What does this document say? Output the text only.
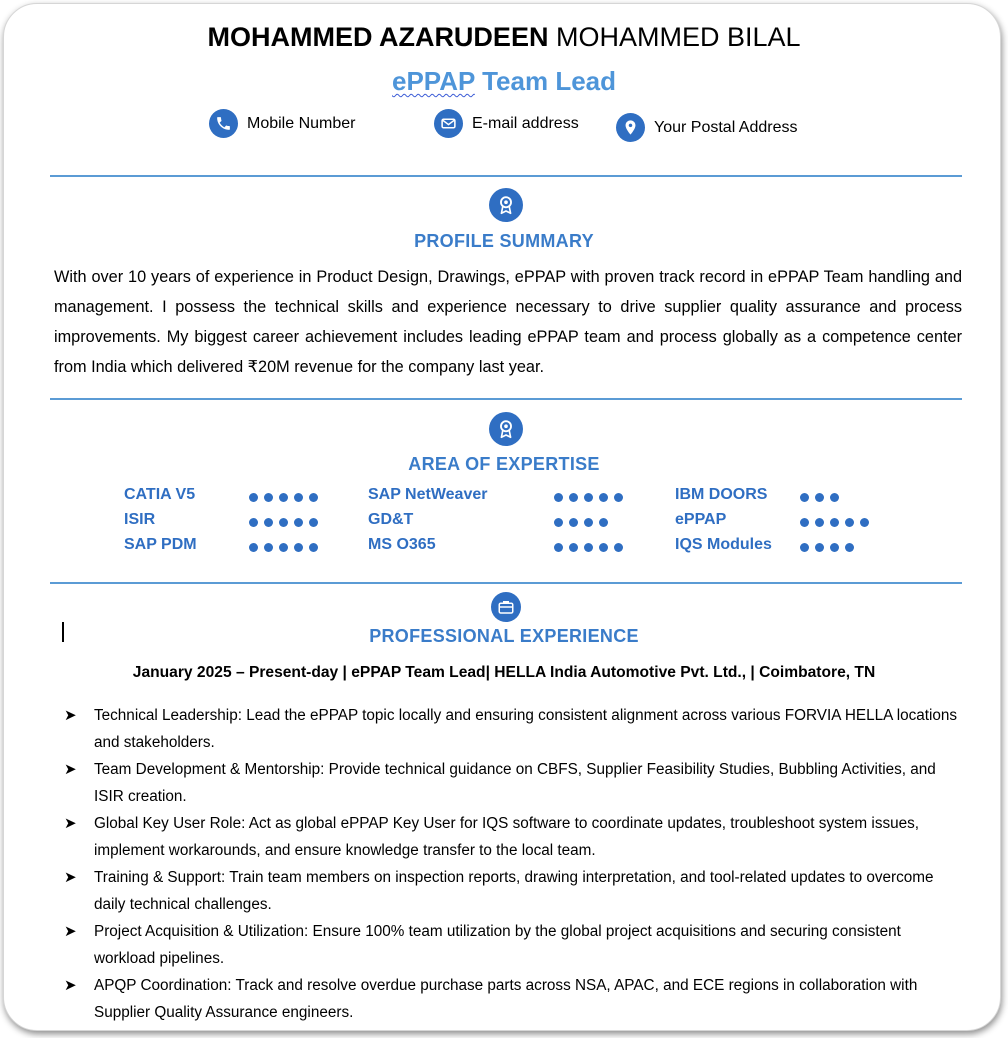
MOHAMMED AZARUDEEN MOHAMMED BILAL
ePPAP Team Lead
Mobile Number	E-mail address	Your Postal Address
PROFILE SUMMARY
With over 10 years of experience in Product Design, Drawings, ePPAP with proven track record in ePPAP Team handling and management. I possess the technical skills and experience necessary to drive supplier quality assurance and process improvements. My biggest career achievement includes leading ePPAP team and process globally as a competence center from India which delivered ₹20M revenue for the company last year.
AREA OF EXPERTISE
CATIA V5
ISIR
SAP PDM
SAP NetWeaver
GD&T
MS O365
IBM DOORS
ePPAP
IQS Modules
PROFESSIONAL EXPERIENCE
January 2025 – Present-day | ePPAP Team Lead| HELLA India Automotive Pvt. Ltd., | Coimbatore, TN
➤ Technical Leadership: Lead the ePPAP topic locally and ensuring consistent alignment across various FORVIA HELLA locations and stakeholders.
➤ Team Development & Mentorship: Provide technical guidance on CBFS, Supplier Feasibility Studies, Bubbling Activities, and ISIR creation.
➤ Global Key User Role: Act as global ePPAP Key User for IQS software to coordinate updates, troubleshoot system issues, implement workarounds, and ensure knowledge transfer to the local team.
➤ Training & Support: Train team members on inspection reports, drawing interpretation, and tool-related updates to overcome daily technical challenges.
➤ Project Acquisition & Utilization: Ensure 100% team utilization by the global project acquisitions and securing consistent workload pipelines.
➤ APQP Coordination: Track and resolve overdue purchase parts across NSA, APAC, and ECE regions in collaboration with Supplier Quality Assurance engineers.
----
Description of the task: Copy down every line of the material above that includes the string "consistent".

Complete answer:
➤ Technical Leadership: Lead the ePPAP topic locally and ensuring consistent alignment across various FORVIA HELLA locations and stakeholders.
➤ Project Acquisition & Utilization: Ensure 100% team utilization by the global project acquisitions and securing consistent workload pipelines.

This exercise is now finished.